╔══

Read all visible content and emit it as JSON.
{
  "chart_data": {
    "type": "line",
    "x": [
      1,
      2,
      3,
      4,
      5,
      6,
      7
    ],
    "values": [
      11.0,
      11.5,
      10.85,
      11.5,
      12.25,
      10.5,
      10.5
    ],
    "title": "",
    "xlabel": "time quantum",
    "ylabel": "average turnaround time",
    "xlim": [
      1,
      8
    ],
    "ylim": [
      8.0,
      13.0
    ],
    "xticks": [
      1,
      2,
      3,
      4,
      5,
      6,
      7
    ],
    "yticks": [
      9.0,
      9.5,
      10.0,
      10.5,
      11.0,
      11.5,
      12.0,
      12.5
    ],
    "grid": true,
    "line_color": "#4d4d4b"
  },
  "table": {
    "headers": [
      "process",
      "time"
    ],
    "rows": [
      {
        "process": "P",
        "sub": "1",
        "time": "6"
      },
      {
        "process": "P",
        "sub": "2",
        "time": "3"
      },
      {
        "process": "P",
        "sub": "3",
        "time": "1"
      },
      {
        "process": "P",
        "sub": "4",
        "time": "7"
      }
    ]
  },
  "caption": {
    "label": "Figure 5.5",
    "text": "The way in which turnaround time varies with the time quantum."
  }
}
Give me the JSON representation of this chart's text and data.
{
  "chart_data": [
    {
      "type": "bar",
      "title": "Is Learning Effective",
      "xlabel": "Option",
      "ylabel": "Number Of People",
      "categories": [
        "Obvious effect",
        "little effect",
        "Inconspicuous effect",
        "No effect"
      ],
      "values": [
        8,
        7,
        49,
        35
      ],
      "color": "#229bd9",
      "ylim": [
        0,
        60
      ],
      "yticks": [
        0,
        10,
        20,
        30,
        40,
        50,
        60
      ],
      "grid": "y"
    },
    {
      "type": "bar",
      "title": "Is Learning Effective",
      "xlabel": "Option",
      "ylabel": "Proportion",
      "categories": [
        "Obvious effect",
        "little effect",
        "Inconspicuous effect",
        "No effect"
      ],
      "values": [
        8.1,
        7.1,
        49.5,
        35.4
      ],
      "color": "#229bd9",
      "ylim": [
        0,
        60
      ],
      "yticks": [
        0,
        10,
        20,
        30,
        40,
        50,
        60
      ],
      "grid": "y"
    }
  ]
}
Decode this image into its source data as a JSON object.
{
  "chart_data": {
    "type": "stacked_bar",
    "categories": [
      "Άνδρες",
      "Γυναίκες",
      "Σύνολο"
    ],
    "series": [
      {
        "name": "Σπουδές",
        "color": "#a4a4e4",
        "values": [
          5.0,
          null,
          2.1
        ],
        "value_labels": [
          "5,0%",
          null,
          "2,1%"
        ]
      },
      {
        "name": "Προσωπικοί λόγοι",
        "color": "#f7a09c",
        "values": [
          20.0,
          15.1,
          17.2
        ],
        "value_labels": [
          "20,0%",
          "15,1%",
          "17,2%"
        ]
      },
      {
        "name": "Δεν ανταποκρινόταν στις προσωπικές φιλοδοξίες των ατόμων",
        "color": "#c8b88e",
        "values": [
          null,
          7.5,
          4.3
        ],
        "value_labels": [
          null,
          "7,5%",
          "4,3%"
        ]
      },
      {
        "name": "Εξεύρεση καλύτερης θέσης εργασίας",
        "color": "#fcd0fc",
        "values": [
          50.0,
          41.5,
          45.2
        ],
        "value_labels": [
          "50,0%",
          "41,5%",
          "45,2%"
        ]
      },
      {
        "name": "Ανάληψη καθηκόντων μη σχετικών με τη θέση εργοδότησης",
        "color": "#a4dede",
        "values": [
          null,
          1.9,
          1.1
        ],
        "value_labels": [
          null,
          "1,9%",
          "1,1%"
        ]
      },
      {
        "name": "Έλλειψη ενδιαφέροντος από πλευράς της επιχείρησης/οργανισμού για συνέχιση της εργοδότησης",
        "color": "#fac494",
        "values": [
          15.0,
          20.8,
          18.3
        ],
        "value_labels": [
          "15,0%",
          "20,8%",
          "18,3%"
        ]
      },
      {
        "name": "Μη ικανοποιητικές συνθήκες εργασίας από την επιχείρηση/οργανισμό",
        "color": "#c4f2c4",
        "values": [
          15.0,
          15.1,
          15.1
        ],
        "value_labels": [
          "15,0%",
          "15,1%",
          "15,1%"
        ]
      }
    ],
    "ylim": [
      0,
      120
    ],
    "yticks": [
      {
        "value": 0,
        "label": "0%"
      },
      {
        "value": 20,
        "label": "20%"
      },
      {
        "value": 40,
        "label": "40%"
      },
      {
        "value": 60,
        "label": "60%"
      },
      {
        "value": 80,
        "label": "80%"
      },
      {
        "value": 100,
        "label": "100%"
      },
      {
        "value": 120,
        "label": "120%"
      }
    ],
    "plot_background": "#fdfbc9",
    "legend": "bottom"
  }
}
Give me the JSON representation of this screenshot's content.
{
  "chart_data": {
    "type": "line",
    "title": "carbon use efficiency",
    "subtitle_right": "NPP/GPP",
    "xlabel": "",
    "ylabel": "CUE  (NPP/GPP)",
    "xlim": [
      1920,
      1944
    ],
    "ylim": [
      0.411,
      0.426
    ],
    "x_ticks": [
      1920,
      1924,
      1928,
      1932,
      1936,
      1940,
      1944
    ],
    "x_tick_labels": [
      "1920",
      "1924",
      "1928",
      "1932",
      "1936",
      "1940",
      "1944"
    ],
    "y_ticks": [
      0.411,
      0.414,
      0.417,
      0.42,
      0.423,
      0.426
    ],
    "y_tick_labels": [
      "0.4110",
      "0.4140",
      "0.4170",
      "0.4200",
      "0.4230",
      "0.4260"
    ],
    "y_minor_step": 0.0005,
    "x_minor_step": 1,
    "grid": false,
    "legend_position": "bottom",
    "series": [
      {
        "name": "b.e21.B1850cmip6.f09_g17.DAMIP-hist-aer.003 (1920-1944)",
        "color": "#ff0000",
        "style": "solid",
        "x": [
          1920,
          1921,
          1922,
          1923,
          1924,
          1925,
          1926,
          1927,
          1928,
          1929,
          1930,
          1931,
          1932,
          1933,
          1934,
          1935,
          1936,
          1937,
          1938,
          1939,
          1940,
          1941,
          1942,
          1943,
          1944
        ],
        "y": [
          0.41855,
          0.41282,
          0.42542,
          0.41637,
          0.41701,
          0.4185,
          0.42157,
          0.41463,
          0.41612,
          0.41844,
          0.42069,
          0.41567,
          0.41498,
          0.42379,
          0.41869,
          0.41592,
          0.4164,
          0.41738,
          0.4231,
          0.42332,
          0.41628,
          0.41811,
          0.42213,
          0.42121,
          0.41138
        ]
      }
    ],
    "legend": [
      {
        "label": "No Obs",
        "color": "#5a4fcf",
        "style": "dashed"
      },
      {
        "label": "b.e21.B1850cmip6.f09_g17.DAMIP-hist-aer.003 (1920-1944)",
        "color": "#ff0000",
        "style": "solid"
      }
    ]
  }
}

╚══

Copy each line holding the word "turnaround" from the listing above.

*Correct answer*:
    "ylabel": "average turnaround time",
    "text": "The way in which turnaround time varies with the time quantum."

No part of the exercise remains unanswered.